_What to work on_
Work out how many lines hold the string "megoszlása". The answer is a single number, nothing more.

_Recorded information_
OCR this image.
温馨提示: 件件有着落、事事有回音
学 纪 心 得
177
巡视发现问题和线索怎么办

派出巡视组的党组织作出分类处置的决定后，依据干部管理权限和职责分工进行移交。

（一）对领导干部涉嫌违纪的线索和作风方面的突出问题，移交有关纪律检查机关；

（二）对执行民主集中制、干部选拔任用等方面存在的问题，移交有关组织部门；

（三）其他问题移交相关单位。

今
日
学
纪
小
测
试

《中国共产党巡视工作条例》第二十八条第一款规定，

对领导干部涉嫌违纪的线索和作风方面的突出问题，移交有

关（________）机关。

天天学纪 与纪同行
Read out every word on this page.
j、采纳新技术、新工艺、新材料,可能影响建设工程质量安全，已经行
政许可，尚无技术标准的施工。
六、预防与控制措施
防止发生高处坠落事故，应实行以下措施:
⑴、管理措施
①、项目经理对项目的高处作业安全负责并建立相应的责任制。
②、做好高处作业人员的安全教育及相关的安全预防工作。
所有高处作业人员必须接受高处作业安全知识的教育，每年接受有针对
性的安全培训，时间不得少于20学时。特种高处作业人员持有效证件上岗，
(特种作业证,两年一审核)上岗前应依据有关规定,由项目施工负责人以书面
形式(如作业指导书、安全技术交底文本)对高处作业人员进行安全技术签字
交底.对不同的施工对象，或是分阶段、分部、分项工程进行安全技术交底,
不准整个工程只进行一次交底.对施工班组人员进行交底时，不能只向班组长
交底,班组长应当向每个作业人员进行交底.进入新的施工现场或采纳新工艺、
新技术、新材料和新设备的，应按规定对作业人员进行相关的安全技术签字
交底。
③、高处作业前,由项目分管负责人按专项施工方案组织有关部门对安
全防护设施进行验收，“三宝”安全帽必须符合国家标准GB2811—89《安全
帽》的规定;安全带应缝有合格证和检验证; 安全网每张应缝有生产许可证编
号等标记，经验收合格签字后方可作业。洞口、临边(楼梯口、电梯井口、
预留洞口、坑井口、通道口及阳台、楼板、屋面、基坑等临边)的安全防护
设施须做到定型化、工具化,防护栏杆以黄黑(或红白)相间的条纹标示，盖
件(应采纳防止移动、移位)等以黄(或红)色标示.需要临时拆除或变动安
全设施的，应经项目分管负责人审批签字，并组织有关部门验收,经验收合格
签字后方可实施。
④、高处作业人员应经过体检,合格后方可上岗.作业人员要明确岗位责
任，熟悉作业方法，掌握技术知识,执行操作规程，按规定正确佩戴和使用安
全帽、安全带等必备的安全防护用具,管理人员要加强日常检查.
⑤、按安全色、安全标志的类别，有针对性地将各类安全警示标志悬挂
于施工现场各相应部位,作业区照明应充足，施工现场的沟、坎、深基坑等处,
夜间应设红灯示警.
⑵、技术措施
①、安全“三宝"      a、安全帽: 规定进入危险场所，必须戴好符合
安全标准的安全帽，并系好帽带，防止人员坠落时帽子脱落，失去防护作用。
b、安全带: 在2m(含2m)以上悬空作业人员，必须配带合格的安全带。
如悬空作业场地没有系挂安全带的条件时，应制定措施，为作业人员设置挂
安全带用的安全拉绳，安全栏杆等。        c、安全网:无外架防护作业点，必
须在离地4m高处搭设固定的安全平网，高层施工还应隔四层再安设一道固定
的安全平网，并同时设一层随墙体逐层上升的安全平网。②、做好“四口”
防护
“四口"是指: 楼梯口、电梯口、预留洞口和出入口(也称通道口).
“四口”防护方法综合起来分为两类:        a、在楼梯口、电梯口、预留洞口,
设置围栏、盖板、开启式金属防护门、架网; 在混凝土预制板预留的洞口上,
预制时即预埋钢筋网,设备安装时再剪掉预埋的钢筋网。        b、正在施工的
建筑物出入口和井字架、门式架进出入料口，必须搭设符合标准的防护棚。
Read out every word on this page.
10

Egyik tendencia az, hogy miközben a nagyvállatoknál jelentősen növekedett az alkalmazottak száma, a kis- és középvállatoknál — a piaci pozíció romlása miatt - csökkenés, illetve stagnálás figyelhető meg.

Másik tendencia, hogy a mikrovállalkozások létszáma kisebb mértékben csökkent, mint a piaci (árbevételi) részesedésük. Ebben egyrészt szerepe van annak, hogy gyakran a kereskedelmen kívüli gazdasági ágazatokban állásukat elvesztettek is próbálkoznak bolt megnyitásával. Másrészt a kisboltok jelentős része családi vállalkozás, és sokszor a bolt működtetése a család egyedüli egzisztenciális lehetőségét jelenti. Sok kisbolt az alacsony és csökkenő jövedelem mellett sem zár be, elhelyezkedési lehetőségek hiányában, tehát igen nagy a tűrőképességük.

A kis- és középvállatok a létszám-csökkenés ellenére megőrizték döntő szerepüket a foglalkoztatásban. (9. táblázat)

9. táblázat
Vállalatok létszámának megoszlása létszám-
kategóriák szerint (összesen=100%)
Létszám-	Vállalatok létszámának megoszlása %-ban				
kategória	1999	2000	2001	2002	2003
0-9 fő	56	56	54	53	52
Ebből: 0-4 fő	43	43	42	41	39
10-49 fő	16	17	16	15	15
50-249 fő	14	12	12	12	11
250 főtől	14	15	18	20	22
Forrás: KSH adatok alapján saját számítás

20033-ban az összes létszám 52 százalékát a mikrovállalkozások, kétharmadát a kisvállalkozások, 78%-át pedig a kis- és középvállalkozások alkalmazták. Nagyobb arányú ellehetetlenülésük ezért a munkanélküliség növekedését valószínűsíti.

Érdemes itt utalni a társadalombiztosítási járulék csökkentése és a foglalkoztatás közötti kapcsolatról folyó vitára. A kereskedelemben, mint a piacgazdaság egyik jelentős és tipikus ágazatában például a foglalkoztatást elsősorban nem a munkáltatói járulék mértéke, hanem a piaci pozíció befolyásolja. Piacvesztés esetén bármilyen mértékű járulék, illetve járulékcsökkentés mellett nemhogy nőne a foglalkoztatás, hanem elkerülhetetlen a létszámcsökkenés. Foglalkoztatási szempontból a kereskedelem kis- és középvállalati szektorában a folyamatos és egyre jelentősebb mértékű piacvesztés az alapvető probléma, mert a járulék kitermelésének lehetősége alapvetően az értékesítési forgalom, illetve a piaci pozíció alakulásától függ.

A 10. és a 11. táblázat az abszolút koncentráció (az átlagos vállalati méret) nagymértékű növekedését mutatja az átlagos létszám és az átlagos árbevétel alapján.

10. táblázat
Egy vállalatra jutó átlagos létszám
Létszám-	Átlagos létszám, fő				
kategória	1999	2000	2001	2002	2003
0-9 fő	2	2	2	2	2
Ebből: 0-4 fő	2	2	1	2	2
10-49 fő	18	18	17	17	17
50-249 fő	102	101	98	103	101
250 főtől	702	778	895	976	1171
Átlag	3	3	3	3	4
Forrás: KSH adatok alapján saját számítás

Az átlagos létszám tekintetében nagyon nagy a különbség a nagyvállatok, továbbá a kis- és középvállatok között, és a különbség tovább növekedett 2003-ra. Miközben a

_Complete response_
2